Instructions for the task: Go through the entries and count the lines with the string "Ease" in them. Give only that number.

Material:

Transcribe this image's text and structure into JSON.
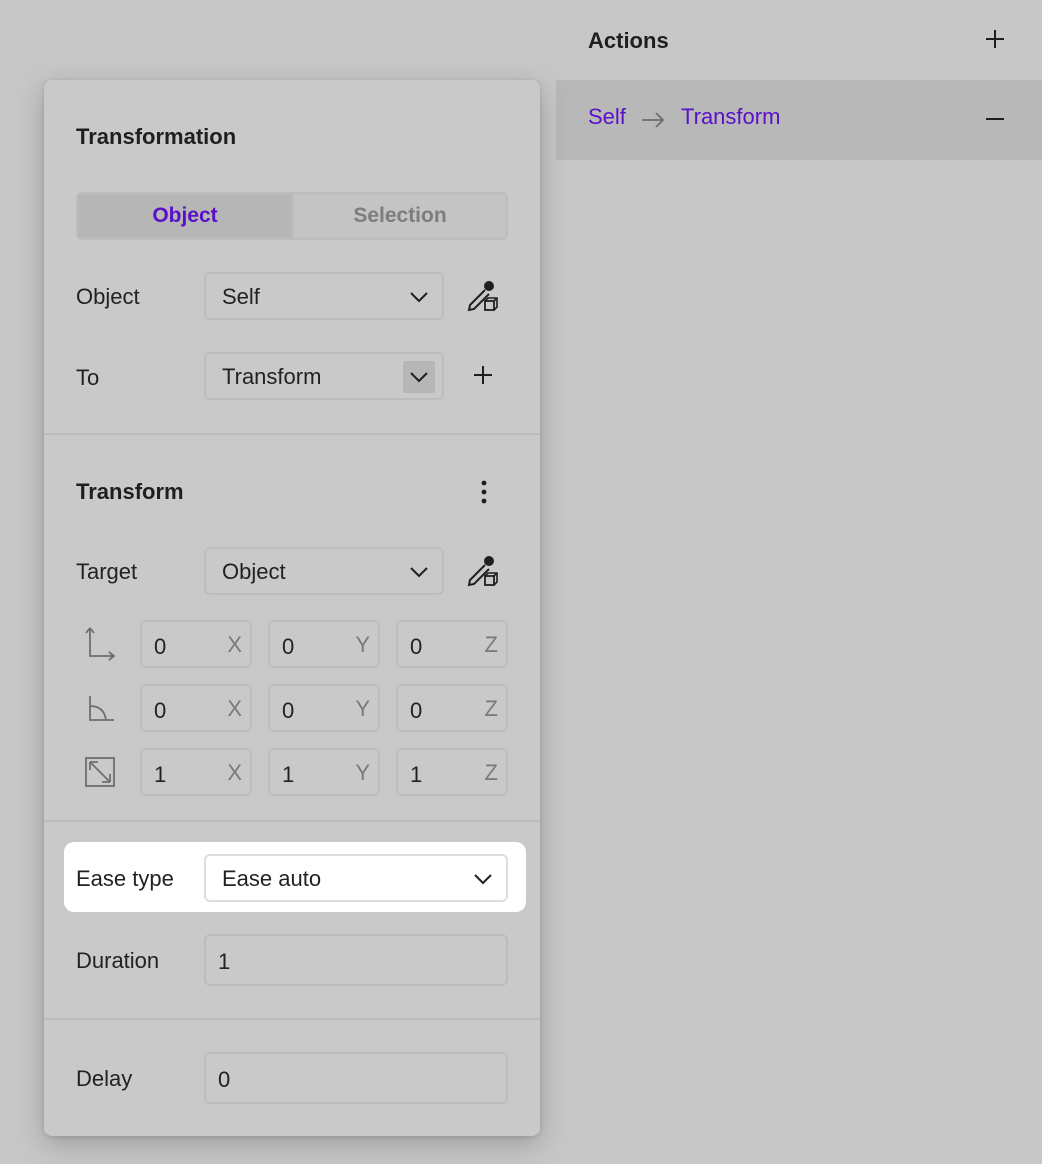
{
  "actions": {
    "title": "Actions",
    "add_icon": "plus-icon",
    "items": [
      {
        "source": "Self",
        "target": "Transform",
        "remove_icon": "minus-icon"
      }
    ]
  },
  "transformation": {
    "title": "Transformation",
    "mode_tabs": [
      {
        "label": "Object",
        "active": true
      },
      {
        "label": "Selection",
        "active": false
      }
    ],
    "object_label": "Object",
    "object_value": "Self",
    "to_label": "To",
    "to_value": "Transform"
  },
  "transform": {
    "title": "Transform",
    "target_label": "Target",
    "target_value": "Object",
    "rows": [
      {
        "icon": "position-icon",
        "x": "0",
        "y": "0",
        "z": "0"
      },
      {
        "icon": "rotation-icon",
        "x": "0",
        "y": "0",
        "z": "0"
      },
      {
        "icon": "scale-icon",
        "x": "1",
        "y": "1",
        "z": "1"
      }
    ],
    "axis_labels": {
      "x": "X",
      "y": "Y",
      "z": "Z"
    }
  },
  "easing": {
    "ease_type_label": "Ease type",
    "ease_type_value": "Ease auto",
    "duration_label": "Duration",
    "duration_value": "1"
  },
  "delay": {
    "label": "Delay",
    "value": "0"
  },
  "colors": {
    "accent": "#5a10c8",
    "background": "#c7c7c7",
    "highlight": "#ffffff"
  }
}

Solution: 2